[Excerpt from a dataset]
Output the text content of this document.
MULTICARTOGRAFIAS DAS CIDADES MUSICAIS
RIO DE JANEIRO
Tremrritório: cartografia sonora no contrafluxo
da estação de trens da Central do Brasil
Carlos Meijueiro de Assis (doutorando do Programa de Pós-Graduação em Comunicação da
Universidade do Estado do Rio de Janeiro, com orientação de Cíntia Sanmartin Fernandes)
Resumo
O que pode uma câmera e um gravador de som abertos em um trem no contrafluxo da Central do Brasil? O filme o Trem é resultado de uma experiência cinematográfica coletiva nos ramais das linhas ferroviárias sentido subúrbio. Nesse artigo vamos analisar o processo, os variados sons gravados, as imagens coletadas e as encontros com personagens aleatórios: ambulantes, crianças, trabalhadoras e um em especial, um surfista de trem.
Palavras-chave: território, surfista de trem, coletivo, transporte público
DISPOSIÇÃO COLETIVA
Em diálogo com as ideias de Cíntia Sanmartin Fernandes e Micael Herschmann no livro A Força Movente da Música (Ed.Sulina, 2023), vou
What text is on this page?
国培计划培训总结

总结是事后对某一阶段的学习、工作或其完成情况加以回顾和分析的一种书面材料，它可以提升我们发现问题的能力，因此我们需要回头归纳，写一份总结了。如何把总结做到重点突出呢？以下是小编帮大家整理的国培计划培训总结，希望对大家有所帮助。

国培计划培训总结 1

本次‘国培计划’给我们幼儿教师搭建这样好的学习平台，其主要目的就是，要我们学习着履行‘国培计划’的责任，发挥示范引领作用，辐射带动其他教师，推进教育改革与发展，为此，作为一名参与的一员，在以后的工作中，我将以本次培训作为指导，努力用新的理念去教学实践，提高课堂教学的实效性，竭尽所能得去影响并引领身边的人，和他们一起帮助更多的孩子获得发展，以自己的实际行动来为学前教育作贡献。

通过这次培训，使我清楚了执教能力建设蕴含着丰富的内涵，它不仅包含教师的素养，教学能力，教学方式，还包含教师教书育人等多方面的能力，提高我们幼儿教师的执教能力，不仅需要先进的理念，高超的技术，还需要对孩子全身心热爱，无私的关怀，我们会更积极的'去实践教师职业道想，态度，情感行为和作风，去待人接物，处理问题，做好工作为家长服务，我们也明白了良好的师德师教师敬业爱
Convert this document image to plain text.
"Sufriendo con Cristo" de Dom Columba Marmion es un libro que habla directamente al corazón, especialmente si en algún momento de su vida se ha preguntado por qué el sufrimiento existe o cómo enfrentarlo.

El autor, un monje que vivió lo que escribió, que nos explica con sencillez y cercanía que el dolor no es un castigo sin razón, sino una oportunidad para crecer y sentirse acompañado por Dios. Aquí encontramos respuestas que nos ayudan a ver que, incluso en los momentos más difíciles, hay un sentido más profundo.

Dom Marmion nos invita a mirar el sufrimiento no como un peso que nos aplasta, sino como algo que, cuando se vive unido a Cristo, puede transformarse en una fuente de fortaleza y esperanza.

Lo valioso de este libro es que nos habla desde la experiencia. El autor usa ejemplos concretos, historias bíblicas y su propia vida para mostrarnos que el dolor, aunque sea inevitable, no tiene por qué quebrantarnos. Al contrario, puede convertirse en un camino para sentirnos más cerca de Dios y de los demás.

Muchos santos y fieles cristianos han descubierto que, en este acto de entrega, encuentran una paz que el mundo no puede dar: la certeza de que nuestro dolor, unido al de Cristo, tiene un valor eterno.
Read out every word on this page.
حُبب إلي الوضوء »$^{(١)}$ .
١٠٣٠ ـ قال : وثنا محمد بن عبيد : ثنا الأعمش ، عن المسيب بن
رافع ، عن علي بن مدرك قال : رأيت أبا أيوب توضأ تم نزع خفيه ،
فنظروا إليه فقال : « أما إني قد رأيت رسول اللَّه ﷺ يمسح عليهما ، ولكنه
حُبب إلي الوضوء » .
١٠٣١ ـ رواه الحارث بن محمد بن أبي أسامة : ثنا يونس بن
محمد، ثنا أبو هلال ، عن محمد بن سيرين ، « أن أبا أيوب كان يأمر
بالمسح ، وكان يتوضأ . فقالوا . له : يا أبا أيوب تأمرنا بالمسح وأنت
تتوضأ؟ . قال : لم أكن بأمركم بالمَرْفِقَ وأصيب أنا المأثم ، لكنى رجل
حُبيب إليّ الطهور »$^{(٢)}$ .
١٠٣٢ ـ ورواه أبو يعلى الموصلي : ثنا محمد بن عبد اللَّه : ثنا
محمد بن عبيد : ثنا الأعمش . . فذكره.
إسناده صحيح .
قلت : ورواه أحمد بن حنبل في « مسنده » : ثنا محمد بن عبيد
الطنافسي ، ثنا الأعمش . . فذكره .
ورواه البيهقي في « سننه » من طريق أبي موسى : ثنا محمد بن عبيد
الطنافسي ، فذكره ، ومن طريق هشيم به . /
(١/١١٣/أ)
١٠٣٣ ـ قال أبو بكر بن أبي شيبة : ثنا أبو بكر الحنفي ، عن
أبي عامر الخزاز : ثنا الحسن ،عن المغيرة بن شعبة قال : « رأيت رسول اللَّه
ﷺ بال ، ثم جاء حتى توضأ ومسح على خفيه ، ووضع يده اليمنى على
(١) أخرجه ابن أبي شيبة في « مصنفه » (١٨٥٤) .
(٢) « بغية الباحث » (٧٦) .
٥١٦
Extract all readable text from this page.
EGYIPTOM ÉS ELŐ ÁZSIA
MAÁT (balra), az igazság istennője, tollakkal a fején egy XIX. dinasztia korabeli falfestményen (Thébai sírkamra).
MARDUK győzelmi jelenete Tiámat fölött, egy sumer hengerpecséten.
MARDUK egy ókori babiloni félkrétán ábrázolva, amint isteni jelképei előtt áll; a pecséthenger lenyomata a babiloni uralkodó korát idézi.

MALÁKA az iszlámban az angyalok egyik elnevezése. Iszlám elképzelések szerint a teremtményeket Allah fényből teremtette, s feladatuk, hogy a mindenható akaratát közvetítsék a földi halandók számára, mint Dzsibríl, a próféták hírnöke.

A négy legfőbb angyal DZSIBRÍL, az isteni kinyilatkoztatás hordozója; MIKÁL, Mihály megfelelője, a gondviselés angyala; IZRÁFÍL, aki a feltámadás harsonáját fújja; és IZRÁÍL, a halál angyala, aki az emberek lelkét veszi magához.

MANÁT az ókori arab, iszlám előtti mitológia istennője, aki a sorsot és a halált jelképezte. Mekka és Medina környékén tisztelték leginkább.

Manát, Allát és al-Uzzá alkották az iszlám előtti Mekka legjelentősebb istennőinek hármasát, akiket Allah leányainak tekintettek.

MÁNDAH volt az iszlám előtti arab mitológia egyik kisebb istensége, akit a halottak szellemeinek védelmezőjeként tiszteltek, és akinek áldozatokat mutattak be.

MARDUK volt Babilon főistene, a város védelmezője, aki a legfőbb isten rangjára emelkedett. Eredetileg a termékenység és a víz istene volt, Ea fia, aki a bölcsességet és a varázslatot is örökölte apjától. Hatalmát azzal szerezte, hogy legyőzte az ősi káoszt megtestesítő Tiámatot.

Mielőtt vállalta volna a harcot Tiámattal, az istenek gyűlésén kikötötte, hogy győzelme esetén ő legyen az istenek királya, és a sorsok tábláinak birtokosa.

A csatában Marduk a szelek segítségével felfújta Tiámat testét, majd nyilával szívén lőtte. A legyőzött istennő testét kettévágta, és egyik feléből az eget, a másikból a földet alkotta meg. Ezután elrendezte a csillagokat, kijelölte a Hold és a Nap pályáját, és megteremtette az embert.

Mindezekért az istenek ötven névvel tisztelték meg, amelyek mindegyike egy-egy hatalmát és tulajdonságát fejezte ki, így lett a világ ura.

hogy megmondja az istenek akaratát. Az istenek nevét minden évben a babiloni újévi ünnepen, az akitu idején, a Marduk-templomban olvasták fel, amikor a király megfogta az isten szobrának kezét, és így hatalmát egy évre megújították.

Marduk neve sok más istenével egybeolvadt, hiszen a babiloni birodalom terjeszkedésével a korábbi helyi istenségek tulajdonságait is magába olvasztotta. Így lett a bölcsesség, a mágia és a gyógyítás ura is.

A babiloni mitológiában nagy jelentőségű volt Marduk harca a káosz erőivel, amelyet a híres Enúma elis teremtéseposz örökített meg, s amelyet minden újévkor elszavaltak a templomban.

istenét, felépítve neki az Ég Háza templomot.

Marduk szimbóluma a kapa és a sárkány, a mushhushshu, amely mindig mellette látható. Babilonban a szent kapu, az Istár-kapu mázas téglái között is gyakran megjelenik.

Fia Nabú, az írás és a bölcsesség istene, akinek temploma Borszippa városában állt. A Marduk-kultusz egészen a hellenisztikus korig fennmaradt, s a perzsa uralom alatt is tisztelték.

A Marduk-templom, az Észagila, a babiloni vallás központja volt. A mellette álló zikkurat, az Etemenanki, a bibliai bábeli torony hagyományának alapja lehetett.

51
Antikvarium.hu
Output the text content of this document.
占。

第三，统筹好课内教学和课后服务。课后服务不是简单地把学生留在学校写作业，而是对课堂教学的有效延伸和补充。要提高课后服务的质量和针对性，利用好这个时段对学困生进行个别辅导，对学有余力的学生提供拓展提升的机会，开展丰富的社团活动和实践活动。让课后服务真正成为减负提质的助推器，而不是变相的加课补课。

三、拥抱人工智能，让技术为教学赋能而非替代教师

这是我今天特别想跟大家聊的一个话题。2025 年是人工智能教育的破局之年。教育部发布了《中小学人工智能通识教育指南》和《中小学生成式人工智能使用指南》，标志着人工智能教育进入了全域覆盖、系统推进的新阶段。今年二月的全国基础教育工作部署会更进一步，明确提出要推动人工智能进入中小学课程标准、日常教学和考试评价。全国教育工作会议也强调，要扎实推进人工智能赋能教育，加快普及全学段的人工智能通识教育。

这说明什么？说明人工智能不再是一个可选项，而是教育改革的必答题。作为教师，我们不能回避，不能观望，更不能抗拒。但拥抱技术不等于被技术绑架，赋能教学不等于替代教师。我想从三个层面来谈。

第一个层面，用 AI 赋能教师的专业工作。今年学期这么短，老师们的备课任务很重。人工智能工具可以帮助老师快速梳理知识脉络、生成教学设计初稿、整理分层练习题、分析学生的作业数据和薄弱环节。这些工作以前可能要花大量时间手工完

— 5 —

_Written task_:
Return all lines containing "para".

_Reply_:
El autor, un monje que vivió lo que escribió, que nos explica con sencillez y cercanía que el dolor no es un castigo sin razón, sino una oportunidad para crecer y sentirse acompañado por Dios. Aquí encontramos respuestas que nos ayudan a ver que, incluso en los momentos más difíciles, hay un sentido más profundo.
Lo valioso de este libro es que nos habla desde la experiencia. El autor usa ejemplos concretos, historias bíblicas y su propia vida para mostrarnos que el dolor, aunque sea inevitable, no tiene por qué quebrantarnos. Al contrario, puede convertirse en un camino para sentirnos más cerca de Dios y de los demás.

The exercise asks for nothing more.